Data records:
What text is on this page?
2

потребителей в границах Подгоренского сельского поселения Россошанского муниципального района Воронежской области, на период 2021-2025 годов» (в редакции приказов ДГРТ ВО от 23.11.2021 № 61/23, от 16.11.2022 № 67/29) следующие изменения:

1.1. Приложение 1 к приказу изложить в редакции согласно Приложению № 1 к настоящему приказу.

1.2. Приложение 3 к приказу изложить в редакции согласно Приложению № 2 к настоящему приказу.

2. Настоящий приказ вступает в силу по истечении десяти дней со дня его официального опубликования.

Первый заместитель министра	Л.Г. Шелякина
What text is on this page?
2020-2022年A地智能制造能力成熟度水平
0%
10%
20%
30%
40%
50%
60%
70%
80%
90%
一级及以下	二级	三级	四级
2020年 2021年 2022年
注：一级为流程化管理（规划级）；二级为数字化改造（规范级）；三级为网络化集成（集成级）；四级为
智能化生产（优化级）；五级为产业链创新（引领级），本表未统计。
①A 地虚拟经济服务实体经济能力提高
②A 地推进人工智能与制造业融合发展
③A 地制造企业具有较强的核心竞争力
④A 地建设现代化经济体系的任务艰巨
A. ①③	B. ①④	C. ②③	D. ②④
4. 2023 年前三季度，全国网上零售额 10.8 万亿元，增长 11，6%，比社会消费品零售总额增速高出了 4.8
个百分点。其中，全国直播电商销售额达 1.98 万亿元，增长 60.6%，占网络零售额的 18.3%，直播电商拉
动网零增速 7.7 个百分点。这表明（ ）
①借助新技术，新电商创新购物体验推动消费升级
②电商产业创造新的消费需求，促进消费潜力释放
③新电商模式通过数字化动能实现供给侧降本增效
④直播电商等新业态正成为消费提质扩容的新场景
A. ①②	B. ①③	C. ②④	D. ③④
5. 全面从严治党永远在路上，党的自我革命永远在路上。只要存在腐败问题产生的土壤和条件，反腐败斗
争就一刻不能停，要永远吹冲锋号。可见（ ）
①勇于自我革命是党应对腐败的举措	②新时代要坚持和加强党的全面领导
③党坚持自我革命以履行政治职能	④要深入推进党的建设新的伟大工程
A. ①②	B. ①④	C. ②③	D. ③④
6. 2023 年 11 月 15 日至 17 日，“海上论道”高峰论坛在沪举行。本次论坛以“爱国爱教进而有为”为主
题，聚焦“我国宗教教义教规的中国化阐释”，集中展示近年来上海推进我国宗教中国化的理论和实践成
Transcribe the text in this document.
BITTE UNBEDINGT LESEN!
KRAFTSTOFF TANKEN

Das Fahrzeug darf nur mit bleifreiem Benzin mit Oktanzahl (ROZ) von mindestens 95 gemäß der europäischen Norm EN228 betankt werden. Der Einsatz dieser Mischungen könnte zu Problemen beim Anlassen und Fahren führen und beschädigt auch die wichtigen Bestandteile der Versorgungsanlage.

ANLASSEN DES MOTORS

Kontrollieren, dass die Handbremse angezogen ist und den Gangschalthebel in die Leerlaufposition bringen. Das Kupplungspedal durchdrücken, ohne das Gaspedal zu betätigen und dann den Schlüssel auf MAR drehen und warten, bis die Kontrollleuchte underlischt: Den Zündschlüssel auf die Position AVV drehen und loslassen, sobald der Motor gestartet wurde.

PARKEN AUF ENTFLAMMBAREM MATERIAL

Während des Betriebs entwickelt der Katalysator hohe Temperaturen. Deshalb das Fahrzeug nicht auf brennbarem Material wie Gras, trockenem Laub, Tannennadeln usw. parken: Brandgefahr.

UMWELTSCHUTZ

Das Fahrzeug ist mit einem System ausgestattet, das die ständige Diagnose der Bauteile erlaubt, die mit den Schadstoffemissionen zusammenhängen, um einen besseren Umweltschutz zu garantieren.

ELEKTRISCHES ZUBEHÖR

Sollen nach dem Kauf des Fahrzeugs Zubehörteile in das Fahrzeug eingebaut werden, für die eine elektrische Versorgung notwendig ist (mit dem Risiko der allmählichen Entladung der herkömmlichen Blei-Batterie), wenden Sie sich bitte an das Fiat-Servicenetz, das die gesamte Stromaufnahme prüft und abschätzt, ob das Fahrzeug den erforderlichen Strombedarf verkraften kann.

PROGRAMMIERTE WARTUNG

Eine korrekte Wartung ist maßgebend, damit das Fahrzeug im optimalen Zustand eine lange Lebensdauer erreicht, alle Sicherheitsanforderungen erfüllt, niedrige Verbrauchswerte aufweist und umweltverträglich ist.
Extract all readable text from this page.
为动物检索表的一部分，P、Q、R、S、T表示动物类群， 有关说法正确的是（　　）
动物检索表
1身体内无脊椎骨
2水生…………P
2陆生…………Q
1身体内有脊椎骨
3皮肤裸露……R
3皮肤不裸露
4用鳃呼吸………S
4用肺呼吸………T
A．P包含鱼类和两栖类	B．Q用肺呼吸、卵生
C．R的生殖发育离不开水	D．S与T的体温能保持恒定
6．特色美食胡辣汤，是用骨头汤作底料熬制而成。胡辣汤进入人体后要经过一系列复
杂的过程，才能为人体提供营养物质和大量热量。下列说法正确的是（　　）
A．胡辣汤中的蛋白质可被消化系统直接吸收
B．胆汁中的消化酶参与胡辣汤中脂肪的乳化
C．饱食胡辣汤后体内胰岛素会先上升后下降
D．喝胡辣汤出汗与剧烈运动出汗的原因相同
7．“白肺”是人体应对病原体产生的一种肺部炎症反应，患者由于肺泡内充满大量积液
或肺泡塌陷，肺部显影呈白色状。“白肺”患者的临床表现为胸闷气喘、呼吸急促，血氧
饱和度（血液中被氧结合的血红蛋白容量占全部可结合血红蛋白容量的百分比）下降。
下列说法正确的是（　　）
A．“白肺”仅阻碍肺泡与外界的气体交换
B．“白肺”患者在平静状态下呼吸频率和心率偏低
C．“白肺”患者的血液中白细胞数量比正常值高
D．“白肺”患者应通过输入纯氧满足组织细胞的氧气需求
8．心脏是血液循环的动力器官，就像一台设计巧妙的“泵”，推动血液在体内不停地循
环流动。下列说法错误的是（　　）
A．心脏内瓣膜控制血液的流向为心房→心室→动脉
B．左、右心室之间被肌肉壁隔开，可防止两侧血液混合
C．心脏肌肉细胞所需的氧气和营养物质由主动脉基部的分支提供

## Stated goal:
Return from the data every line that holds "Приложению".

## Output:
1.1. Приложение 1 к приказу изложить в редакции согласно Приложению № 1 к настоящему приказу.
1.2. Приложение 3 к приказу изложить в редакции согласно Приложению № 2 к настоящему приказу.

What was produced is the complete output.